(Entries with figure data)
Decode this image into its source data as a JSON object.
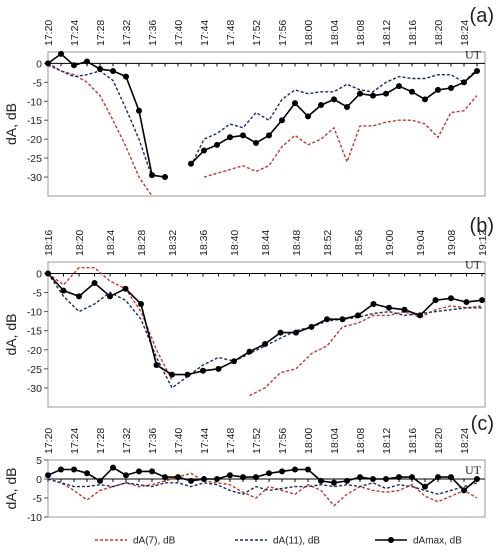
{
  "chart_data": [
    {
      "type": "line",
      "panel_label": "(a)",
      "ylabel": "dA, dB",
      "annotation": "UT",
      "categories": [
        "17:20",
        null,
        "17:24",
        null,
        "17:28",
        null,
        "17:32",
        null,
        "17:36",
        null,
        "17:40",
        null,
        "17:44",
        null,
        "17:48",
        null,
        "17:52",
        null,
        "17:56",
        null,
        "18:00",
        null,
        "18:04",
        null,
        "18:08",
        null,
        "18:12",
        null,
        "18:16",
        null,
        "18:20",
        null,
        "18:24",
        null
      ],
      "ylim": [
        -35,
        3
      ],
      "yticks": [
        0,
        -5,
        -10,
        -15,
        -20,
        -25,
        -30
      ],
      "series": [
        {
          "color": "#c0392b",
          "style": "dashed",
          "values": [
            -0.5,
            -2,
            -3,
            -5,
            -8.5,
            -15,
            -22,
            -30,
            -35,
            null,
            null,
            null,
            -30,
            -29,
            -28,
            -27,
            -28.5,
            -27,
            -22,
            -19,
            -21.5,
            -20,
            -17,
            -26,
            -16.5,
            -16.5,
            -15.5,
            -15,
            -15,
            -16,
            -19.5,
            -13,
            -12.5,
            -8.5
          ]
        },
        {
          "color": "#1a2a6c",
          "style": "dashed",
          "values": [
            0,
            -2,
            -3.5,
            -3,
            -2,
            -4.5,
            -12,
            -20,
            -30,
            null,
            null,
            -27,
            -20,
            -18.5,
            -16,
            -17,
            -13,
            -15,
            -9.5,
            -7,
            -8,
            -7.5,
            -7.5,
            -5.5,
            -7,
            -7.5,
            -5,
            -3.5,
            -4,
            -4,
            -3,
            -3,
            -5,
            -1.5
          ]
        },
        {
          "color": "#000000",
          "style": "solid",
          "marker": "circle",
          "values": [
            0,
            2.5,
            -0.5,
            0.5,
            -1.5,
            -2,
            -3.5,
            -12.5,
            -29.5,
            -30,
            null,
            -26.5,
            -23,
            -21.5,
            -19.5,
            -19,
            -21,
            -19,
            -15,
            -10.5,
            -14,
            -11,
            -9.5,
            -11.5,
            -8,
            -8.5,
            -8,
            -6,
            -7.5,
            -9.5,
            -7,
            -6.5,
            -5,
            -2
          ]
        }
      ]
    },
    {
      "type": "line",
      "panel_label": "(b)",
      "ylabel": "dA, dB",
      "annotation": "UT",
      "categories": [
        "18:16",
        null,
        "18:20",
        null,
        "18:24",
        null,
        "18:28",
        null,
        "18:32",
        null,
        "18:36",
        null,
        "18:40",
        null,
        "18:44",
        null,
        "18:48",
        null,
        "18:52",
        null,
        "18:56",
        null,
        "19:00",
        null,
        "19:04",
        null,
        "19:08",
        null,
        "19:12"
      ],
      "ylim": [
        -35,
        3
      ],
      "yticks": [
        0,
        -5,
        -10,
        -15,
        -20,
        -25,
        -30
      ],
      "series": [
        {
          "color": "#c0392b",
          "style": "dashed",
          "values": [
            0,
            -3,
            1.5,
            1.5,
            -2,
            -4,
            -10,
            -20,
            -28,
            null,
            null,
            null,
            null,
            -32,
            -30,
            -26,
            -25,
            -21,
            -19,
            -14,
            -13,
            -11,
            -11,
            -10,
            -11.5,
            -9.5,
            -8.5,
            -9,
            -8.5
          ]
        },
        {
          "color": "#1a2a6c",
          "style": "dashed",
          "values": [
            0,
            -6,
            -10,
            -8,
            -5,
            -7,
            -12,
            -22,
            -30,
            -27,
            -24,
            -22,
            -23,
            -21,
            -19,
            -17,
            -15,
            -14,
            -12.5,
            -12,
            -11.5,
            -10.5,
            -10,
            -11,
            -10.5,
            -10,
            -9.5,
            -9,
            -9
          ]
        },
        {
          "color": "#000000",
          "style": "solid",
          "marker": "circle",
          "values": [
            0,
            -4.5,
            -6,
            -2.5,
            -6,
            -4,
            -8,
            -24,
            -26.5,
            -26.5,
            -25.5,
            -25,
            -23,
            -20.5,
            -18.5,
            -15.5,
            -15.5,
            -14,
            -12,
            -12,
            -11,
            -8,
            -9,
            -9.5,
            -11,
            -7,
            -6.5,
            -7.5,
            -7
          ]
        }
      ]
    },
    {
      "type": "line",
      "panel_label": "(c)",
      "ylabel": "dA, dB",
      "annotation": "UT",
      "legend": "bottom",
      "categories": [
        "17:20",
        null,
        "17:24",
        null,
        "17:28",
        null,
        "17:32",
        null,
        "17:36",
        null,
        "17:40",
        null,
        "17:44",
        null,
        "17:48",
        null,
        "17:52",
        null,
        "17:56",
        null,
        "18:00",
        null,
        "18:04",
        null,
        "18:08",
        null,
        "18:12",
        null,
        "18:16",
        null,
        "18:20",
        null,
        "18:24",
        null
      ],
      "ylim": [
        -10,
        5
      ],
      "yticks": [
        5,
        0,
        -5,
        -10
      ],
      "series": [
        {
          "name": "dA(7), dB",
          "color": "#c0392b",
          "style": "dashed",
          "values": [
            0,
            -1,
            -3,
            -5.5,
            -3,
            -2,
            -1,
            -2,
            -1.5,
            -0.5,
            0.5,
            1.5,
            -0.5,
            -1,
            -1.5,
            -3.5,
            -5,
            -2,
            -3,
            -4,
            -1.5,
            -3,
            -7,
            -4,
            -2,
            -3,
            -3.5,
            -3,
            -1.5,
            -4.5,
            -6,
            -4.5,
            -3,
            -5
          ]
        },
        {
          "name": "dA(11), dB",
          "color": "#1a2a6c",
          "style": "dashed",
          "values": [
            0,
            -1,
            -2,
            -2,
            -1.5,
            -2,
            -1,
            -1.5,
            -2,
            -1,
            -1,
            -2,
            -1,
            -1.5,
            -3,
            -4,
            -2,
            -3,
            -2.5,
            -2,
            -2,
            -1.5,
            -2,
            -1.5,
            -2,
            -1,
            -2.5,
            -1.5,
            -2,
            -3,
            -4,
            -3,
            -2,
            -1
          ]
        },
        {
          "name": "dAmax, dB",
          "color": "#000000",
          "style": "solid",
          "marker": "circle",
          "values": [
            1,
            2.5,
            2.5,
            1.5,
            -0.5,
            3,
            1,
            2,
            2,
            0.5,
            0.5,
            -0.5,
            0,
            0,
            1,
            0.5,
            0.5,
            1.5,
            2,
            2.5,
            2.5,
            -0.5,
            -1,
            -0.5,
            0.5,
            0,
            0,
            0.5,
            0.5,
            -2,
            0.5,
            0.5,
            -3,
            0
          ]
        }
      ]
    }
  ]
}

# Work to be completed
Every record above should come back exactly, but without its pictures.

# Solved problem
Decode this image into its source data as a JSON object.
{
  "chart_data": [
    {
      "type": "line",
      "panel_label": "(a)",
      "ylabel": "dA, dB",
      "annotation": "UT",
      "categories": [
        "17:20",
        null,
        "17:24",
        null,
        "17:28",
        null,
        "17:32",
        null,
        "17:36",
        null,
        "17:40",
        null,
        "17:44",
        null,
        "17:48",
        null,
        "17:52",
        null,
        "17:56",
        null,
        "18:00",
        null,
        "18:04",
        null,
        "18:08",
        null,
        "18:12",
        null,
        "18:16",
        null,
        "18:20",
        null,
        "18:24",
        null
      ],
      "ylim": [
        -35,
        3
      ],
      "yticks": [
        0,
        -5,
        -10,
        -15,
        -20,
        -25,
        -30
      ],
      "series": [
        {
          "color": "#c0392b",
          "style": "dashed",
          "values": [
            -0.5,
            -2,
            -3,
            -5,
            -8.5,
            -15,
            -22,
            -30,
            -35,
            null,
            null,
            null,
            -30,
            -29,
            -28,
            -27,
            -28.5,
            -27,
            -22,
            -19,
            -21.5,
            -20,
            -17,
            -26,
            -16.5,
            -16.5,
            -15.5,
            -15,
            -15,
            -16,
            -19.5,
            -13,
            -12.5,
            -8.5
          ]
        },
        {
          "color": "#1a2a6c",
          "style": "dashed",
          "values": [
            0,
            -2,
            -3.5,
            -3,
            -2,
            -4.5,
            -12,
            -20,
            -30,
            null,
            null,
            -27,
            -20,
            -18.5,
            -16,
            -17,
            -13,
            -15,
            -9.5,
            -7,
            -8,
            -7.5,
            -7.5,
            -5.5,
            -7,
            -7.5,
            -5,
            -3.5,
            -4,
            -4,
            -3,
            -3,
            -5,
            -1.5
          ]
        },
        {
          "color": "#000000",
          "style": "solid",
          "marker": "circle",
          "values": [
            0,
            2.5,
            -0.5,
            0.5,
            -1.5,
            -2,
            -3.5,
            -12.5,
            -29.5,
            -30,
            null,
            -26.5,
            -23,
            -21.5,
            -19.5,
            -19,
            -21,
            -19,
            -15,
            -10.5,
            -14,
            -11,
            -9.5,
            -11.5,
            -8,
            -8.5,
            -8,
            -6,
            -7.5,
            -9.5,
            -7,
            -6.5,
            -5,
            -2
          ]
        }
      ]
    },
    {
      "type": "line",
      "panel_label": "(b)",
      "ylabel": "dA, dB",
      "annotation": "UT",
      "categories": [
        "18:16",
        null,
        "18:20",
        null,
        "18:24",
        null,
        "18:28",
        null,
        "18:32",
        null,
        "18:36",
        null,
        "18:40",
        null,
        "18:44",
        null,
        "18:48",
        null,
        "18:52",
        null,
        "18:56",
        null,
        "19:00",
        null,
        "19:04",
        null,
        "19:08",
        null,
        "19:12"
      ],
      "ylim": [
        -35,
        3
      ],
      "yticks": [
        0,
        -5,
        -10,
        -15,
        -20,
        -25,
        -30
      ],
      "series": [
        {
          "color": "#c0392b",
          "style": "dashed",
          "values": [
            0,
            -3,
            1.5,
            1.5,
            -2,
            -4,
            -10,
            -20,
            -28,
            null,
            null,
            null,
            null,
            -32,
            -30,
            -26,
            -25,
            -21,
            -19,
            -14,
            -13,
            -11,
            -11,
            -10,
            -11.5,
            -9.5,
            -8.5,
            -9,
            -8.5
          ]
        },
        {
          "color": "#1a2a6c",
          "style": "dashed",
          "values": [
            0,
            -6,
            -10,
            -8,
            -5,
            -7,
            -12,
            -22,
            -30,
            -27,
            -24,
            -22,
            -23,
            -21,
            -19,
            -17,
            -15,
            -14,
            -12.5,
            -12,
            -11.5,
            -10.5,
            -10,
            -11,
            -10.5,
            -10,
            -9.5,
            -9,
            -9
          ]
        },
        {
          "color": "#000000",
          "style": "solid",
          "marker": "circle",
          "values": [
            0,
            -4.5,
            -6,
            -2.5,
            -6,
            -4,
            -8,
            -24,
            -26.5,
            -26.5,
            -25.5,
            -25,
            -23,
            -20.5,
            -18.5,
            -15.5,
            -15.5,
            -14,
            -12,
            -12,
            -11,
            -8,
            -9,
            -9.5,
            -11,
            -7,
            -6.5,
            -7.5,
            -7
          ]
        }
      ]
    },
    {
      "type": "line",
      "panel_label": "(c)",
      "ylabel": "dA, dB",
      "annotation": "UT",
      "legend": "bottom",
      "categories": [
        "17:20",
        null,
        "17:24",
        null,
        "17:28",
        null,
        "17:32",
        null,
        "17:36",
        null,
        "17:40",
        null,
        "17:44",
        null,
        "17:48",
        null,
        "17:52",
        null,
        "17:56",
        null,
        "18:00",
        null,
        "18:04",
        null,
        "18:08",
        null,
        "18:12",
        null,
        "18:16",
        null,
        "18:20",
        null,
        "18:24",
        null
      ],
      "ylim": [
        -10,
        5
      ],
      "yticks": [
        5,
        0,
        -5,
        -10
      ],
      "series": [
        {
          "name": "dA(7), dB",
          "color": "#c0392b",
          "style": "dashed",
          "values": [
            0,
            -1,
            -3,
            -5.5,
            -3,
            -2,
            -1,
            -2,
            -1.5,
            -0.5,
            0.5,
            1.5,
            -0.5,
            -1,
            -1.5,
            -3.5,
            -5,
            -2,
            -3,
            -4,
            -1.5,
            -3,
            -7,
            -4,
            -2,
            -3,
            -3.5,
            -3,
            -1.5,
            -4.5,
            -6,
            -4.5,
            -3,
            -5
          ]
        },
        {
          "name": "dA(11), dB",
          "color": "#1a2a6c",
          "style": "dashed",
          "values": [
            0,
            -1,
            -2,
            -2,
            -1.5,
            -2,
            -1,
            -1.5,
            -2,
            -1,
            -1,
            -2,
            -1,
            -1.5,
            -3,
            -4,
            -2,
            -3,
            -2.5,
            -2,
            -2,
            -1.5,
            -2,
            -1.5,
            -2,
            -1,
            -2.5,
            -1.5,
            -2,
            -3,
            -4,
            -3,
            -2,
            -1
          ]
        },
        {
          "name": "dAmax, dB",
          "color": "#000000",
          "style": "solid",
          "marker": "circle",
          "values": [
            1,
            2.5,
            2.5,
            1.5,
            -0.5,
            3,
            1,
            2,
            2,
            0.5,
            0.5,
            -0.5,
            0,
            0,
            1,
            0.5,
            0.5,
            1.5,
            2,
            2.5,
            2.5,
            -0.5,
            -1,
            -0.5,
            0.5,
            0,
            0,
            0.5,
            0.5,
            -2,
            0.5,
            0.5,
            -3,
            0
          ]
        }
      ]
    }
  ]
}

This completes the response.